** start of DATA FOR PROCESSING **

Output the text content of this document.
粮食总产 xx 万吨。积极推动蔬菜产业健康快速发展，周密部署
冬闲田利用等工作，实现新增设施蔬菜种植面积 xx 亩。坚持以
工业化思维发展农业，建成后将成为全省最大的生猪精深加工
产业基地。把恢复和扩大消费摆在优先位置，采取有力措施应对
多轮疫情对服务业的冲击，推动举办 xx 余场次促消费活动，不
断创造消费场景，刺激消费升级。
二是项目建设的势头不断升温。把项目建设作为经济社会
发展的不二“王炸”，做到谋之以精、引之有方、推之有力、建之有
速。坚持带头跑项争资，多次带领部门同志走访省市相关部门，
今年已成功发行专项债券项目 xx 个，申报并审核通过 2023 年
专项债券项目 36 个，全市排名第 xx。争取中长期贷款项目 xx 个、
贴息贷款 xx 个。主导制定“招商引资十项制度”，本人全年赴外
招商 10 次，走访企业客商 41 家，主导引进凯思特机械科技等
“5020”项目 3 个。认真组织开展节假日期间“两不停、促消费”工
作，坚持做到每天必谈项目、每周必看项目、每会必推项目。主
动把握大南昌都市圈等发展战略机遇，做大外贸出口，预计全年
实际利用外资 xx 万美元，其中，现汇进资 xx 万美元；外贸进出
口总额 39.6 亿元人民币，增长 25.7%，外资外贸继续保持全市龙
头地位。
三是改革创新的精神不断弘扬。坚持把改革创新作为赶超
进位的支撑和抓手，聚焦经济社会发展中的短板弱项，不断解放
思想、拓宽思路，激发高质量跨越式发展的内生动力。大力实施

** end of DATA FOR PROCESSING **

◆ **CHALLENGE**: From the records above, extract every entry exactly as given.

◆ **RESULT OF THE TASK**:
Output the text content of this document.
粮食总产 xx 万吨。积极推动蔬菜产业健康快速发展，周密部署
冬闲田利用等工作，实现新增设施蔬菜种植面积 xx 亩。坚持以
工业化思维发展农业，建成后将成为全省最大的生猪精深加工
产业基地。把恢复和扩大消费摆在优先位置，采取有力措施应对
多轮疫情对服务业的冲击，推动举办 xx 余场次促消费活动，不
断创造消费场景，刺激消费升级。
二是项目建设的势头不断升温。把项目建设作为经济社会
发展的不二“王炸”，做到谋之以精、引之有方、推之有力、建之有
速。坚持带头跑项争资，多次带领部门同志走访省市相关部门，
今年已成功发行专项债券项目 xx 个，申报并审核通过 2023 年
专项债券项目 36 个，全市排名第 xx。争取中长期贷款项目 xx 个、
贴息贷款 xx 个。主导制定“招商引资十项制度”，本人全年赴外
招商 10 次，走访企业客商 41 家，主导引进凯思特机械科技等
“5020”项目 3 个。认真组织开展节假日期间“两不停、促消费”工
作，坚持做到每天必谈项目、每周必看项目、每会必推项目。主
动把握大南昌都市圈等发展战略机遇，做大外贸出口，预计全年
实际利用外资 xx 万美元，其中，现汇进资 xx 万美元；外贸进出
口总额 39.6 亿元人民币，增长 25.7%，外资外贸继续保持全市龙
头地位。
三是改革创新的精神不断弘扬。坚持把改革创新作为赶超
进位的支撑和抓手，聚焦经济社会发展中的短板弱项，不断解放
思想、拓宽思路，激发高质量跨越式发展的内生动力。大力实施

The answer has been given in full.